REQUIREMENTS —
Look over the lines below. Report each one that includes the string "image".

********

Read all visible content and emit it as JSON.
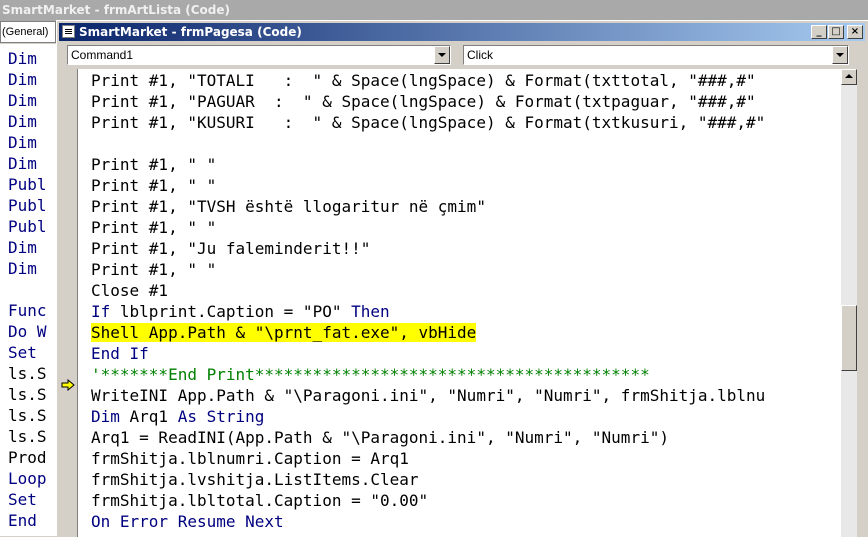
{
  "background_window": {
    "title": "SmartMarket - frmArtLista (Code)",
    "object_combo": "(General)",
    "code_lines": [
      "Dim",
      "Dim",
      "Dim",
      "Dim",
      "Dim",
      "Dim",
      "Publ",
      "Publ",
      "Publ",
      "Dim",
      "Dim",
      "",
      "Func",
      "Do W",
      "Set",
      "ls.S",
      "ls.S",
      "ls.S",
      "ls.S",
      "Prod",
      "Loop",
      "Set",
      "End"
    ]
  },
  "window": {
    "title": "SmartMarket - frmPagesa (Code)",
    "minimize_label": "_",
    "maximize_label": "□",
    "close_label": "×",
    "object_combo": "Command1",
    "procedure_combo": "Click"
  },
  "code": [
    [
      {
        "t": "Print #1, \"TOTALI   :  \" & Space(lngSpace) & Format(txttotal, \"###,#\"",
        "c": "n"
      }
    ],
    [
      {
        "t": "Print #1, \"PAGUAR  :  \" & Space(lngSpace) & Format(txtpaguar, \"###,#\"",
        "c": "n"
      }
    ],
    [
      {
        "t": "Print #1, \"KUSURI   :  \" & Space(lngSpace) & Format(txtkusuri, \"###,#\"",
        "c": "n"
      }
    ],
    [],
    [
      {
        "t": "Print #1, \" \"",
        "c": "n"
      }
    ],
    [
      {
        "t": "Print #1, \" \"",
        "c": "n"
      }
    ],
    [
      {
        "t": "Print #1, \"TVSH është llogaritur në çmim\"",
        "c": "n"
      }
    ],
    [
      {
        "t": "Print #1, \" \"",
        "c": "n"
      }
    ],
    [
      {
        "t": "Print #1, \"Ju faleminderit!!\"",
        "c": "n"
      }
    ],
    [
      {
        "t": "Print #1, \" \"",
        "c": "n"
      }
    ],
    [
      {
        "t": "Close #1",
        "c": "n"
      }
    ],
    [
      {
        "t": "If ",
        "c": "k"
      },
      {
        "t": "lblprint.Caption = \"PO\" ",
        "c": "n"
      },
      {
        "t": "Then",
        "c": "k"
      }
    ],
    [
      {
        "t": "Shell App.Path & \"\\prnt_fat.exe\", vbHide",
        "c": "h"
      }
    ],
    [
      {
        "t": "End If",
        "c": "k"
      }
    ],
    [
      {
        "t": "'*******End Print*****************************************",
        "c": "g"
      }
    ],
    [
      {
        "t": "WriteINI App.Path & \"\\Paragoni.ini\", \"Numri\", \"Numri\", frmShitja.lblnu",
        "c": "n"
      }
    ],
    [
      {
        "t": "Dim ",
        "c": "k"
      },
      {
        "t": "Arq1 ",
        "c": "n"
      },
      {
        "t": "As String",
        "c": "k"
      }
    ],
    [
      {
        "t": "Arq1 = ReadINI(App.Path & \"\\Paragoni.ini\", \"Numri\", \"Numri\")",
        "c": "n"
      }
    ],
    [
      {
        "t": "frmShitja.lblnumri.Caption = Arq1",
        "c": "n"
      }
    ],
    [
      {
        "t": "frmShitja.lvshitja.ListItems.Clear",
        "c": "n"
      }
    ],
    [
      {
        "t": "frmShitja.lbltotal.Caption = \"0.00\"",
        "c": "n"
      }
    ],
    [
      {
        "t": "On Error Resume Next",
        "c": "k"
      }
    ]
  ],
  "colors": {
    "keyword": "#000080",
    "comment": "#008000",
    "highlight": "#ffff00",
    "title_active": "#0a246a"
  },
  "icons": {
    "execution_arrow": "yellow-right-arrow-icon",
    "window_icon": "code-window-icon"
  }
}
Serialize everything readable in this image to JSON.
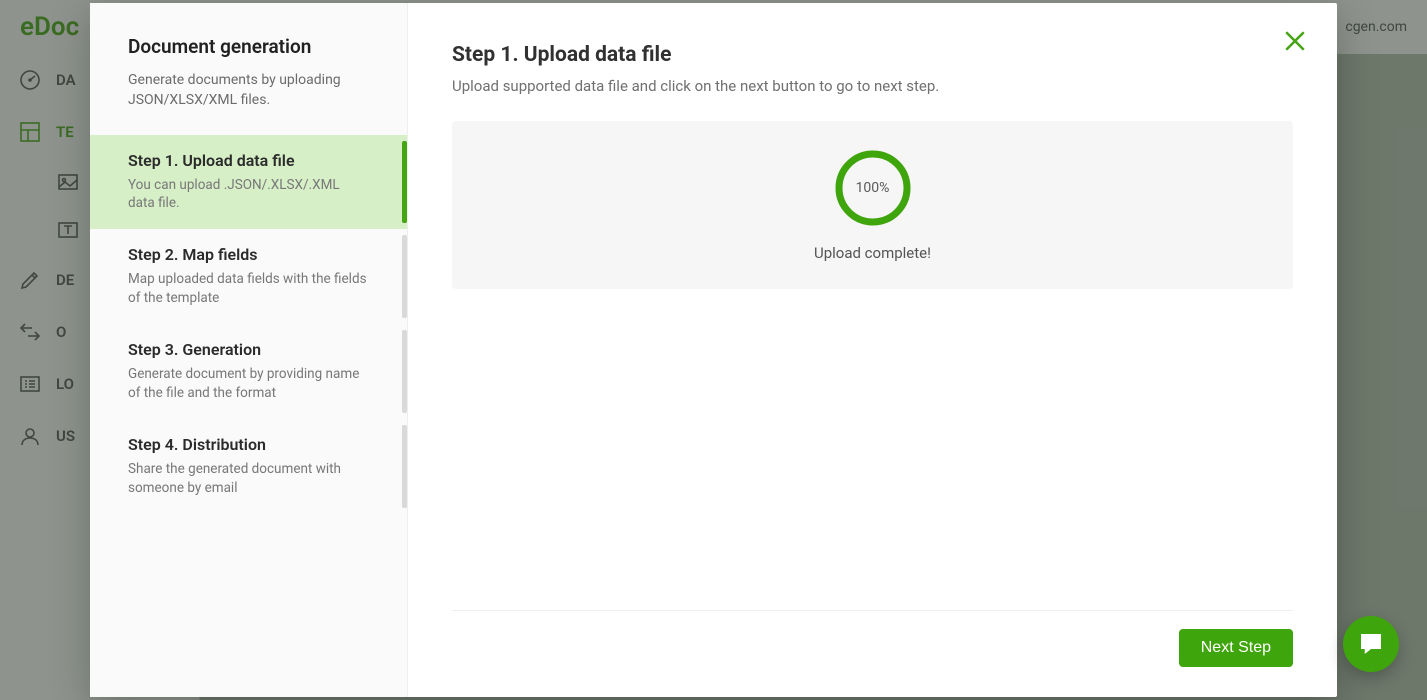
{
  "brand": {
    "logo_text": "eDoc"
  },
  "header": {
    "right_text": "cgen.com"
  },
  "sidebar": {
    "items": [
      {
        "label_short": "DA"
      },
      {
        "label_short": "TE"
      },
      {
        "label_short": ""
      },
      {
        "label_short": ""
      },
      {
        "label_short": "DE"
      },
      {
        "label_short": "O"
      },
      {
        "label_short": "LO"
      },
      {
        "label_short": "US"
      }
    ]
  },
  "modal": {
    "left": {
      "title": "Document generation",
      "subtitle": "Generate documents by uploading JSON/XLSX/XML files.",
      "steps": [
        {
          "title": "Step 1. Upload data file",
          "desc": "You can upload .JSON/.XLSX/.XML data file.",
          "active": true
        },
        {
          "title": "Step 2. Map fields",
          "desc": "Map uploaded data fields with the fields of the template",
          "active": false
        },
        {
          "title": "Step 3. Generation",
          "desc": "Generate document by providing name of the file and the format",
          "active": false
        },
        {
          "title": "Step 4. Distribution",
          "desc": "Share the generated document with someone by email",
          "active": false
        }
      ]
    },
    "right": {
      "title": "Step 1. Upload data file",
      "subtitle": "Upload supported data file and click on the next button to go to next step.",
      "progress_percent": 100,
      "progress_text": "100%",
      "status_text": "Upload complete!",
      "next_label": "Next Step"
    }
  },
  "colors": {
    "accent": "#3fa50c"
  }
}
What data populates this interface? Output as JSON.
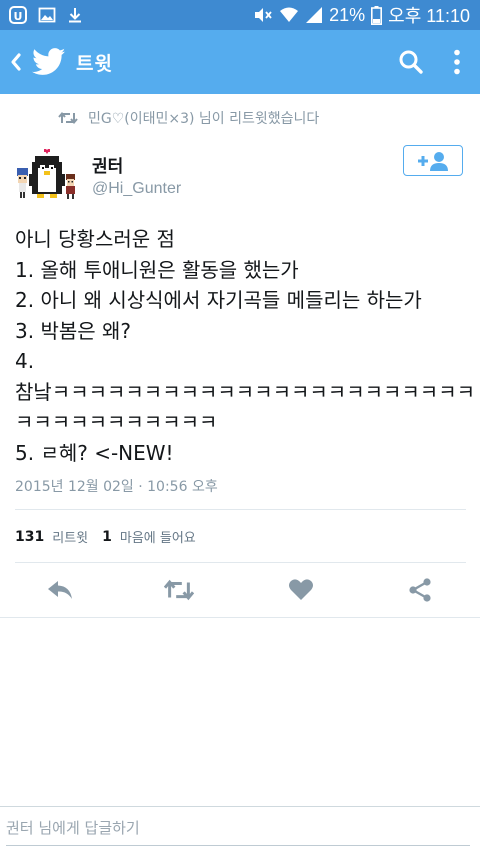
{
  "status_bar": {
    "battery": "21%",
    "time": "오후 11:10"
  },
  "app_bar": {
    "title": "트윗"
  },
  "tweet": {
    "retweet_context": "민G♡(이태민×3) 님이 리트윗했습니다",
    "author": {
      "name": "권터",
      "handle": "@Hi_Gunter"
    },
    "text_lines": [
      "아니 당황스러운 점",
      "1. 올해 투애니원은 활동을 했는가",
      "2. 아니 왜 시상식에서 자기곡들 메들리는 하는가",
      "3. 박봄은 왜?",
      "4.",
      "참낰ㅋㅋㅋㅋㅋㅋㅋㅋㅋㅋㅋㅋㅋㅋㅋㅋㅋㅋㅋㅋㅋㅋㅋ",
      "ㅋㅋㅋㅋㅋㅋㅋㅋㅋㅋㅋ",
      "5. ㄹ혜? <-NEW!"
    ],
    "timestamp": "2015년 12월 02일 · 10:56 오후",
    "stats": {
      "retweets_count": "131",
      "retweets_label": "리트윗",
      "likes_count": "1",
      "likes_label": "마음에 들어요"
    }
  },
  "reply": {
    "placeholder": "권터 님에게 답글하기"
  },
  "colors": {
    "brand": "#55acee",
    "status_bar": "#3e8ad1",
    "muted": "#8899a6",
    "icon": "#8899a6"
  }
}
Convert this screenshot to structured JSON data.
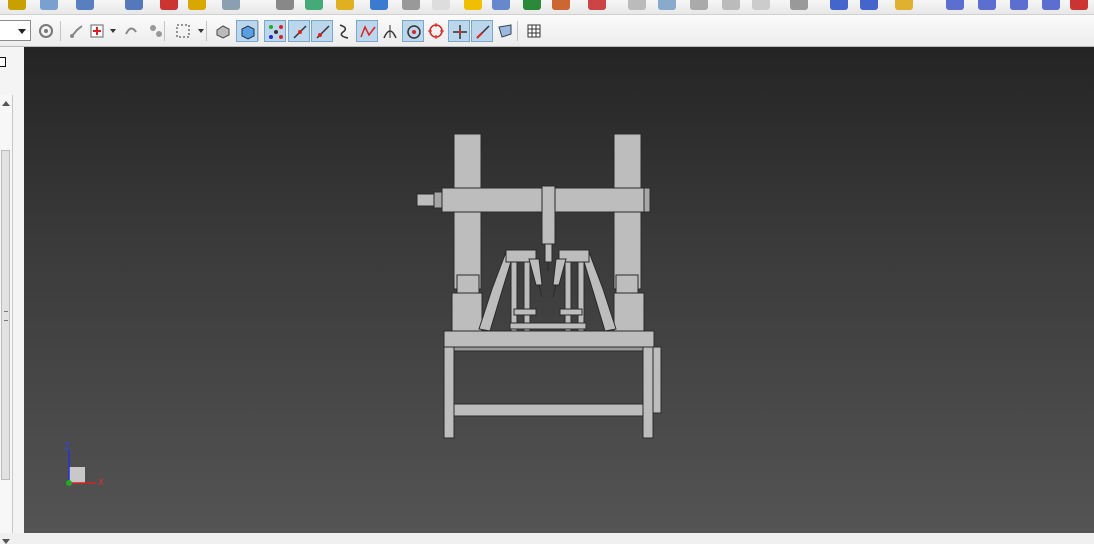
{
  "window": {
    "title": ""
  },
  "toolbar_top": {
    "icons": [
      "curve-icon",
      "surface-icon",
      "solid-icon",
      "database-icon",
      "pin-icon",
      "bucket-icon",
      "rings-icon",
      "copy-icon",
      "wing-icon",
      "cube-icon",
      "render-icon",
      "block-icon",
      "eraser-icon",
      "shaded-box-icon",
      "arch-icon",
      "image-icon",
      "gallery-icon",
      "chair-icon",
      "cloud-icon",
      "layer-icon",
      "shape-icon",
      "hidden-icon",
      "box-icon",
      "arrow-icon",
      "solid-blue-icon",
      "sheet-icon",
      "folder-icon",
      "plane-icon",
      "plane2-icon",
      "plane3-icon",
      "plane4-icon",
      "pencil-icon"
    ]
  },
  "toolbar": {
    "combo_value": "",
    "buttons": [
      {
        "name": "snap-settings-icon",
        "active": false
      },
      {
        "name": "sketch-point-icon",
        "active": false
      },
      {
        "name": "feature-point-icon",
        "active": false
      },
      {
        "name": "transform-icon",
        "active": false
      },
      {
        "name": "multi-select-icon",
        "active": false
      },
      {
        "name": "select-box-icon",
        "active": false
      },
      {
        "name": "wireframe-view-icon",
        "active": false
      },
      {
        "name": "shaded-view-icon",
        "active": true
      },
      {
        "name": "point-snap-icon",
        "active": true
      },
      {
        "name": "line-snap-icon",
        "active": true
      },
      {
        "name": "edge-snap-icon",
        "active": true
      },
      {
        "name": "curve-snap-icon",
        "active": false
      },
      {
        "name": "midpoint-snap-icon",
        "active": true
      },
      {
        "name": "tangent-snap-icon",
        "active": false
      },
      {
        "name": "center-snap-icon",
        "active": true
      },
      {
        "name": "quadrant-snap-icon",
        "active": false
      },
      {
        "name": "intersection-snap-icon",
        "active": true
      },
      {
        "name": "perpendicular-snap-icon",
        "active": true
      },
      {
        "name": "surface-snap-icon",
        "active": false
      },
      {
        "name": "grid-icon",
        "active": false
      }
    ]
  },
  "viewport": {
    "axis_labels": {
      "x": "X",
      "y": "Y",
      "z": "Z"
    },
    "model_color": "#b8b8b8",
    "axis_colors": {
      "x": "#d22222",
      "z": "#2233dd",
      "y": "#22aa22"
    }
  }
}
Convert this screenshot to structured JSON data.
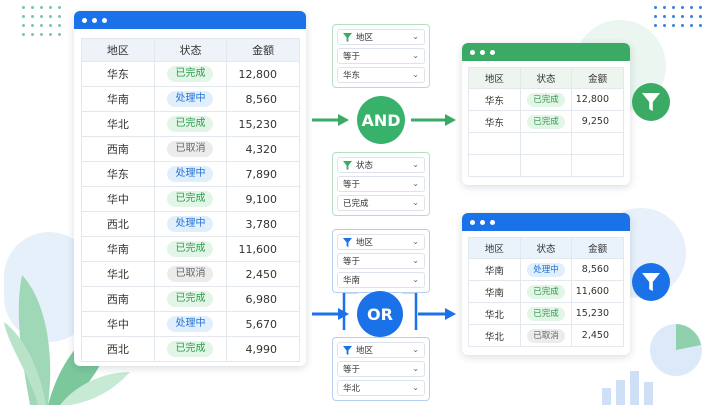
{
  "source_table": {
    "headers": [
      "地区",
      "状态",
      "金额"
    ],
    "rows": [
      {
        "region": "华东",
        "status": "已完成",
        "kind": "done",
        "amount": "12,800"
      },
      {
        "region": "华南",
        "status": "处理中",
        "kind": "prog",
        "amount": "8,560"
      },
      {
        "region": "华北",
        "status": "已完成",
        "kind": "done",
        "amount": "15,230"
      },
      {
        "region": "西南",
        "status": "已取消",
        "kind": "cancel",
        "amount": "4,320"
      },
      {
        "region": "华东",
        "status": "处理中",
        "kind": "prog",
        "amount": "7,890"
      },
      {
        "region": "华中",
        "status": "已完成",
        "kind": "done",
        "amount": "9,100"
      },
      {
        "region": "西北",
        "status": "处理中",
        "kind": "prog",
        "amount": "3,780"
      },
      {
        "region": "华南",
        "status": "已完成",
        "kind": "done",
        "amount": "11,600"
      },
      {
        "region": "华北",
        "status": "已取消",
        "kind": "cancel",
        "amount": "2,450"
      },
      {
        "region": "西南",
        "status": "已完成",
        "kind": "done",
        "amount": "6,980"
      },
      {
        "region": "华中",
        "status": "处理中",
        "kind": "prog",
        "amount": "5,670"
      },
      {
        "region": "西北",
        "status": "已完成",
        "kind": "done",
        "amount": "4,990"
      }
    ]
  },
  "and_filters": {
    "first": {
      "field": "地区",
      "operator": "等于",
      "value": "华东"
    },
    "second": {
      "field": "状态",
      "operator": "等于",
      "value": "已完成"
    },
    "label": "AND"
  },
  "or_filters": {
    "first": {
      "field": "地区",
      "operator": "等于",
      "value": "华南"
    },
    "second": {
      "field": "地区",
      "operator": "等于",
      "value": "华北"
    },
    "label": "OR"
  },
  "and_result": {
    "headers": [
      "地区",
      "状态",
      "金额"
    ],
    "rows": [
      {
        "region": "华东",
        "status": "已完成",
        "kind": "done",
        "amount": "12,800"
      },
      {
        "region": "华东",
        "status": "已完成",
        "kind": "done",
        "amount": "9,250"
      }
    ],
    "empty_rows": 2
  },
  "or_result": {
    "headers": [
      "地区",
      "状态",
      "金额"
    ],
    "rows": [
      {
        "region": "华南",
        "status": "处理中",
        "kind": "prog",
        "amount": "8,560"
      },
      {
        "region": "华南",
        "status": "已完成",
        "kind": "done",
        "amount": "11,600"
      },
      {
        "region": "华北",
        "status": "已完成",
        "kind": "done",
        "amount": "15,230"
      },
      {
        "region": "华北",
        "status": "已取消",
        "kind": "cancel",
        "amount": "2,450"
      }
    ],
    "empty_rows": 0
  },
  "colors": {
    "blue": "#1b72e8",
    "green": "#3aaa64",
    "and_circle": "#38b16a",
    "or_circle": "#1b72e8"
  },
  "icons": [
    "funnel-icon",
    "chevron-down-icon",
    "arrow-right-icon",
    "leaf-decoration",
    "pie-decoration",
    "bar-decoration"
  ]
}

********

FINISHED ANSWER —
Serialize everything readable in this image to JSON.
      "image-icon",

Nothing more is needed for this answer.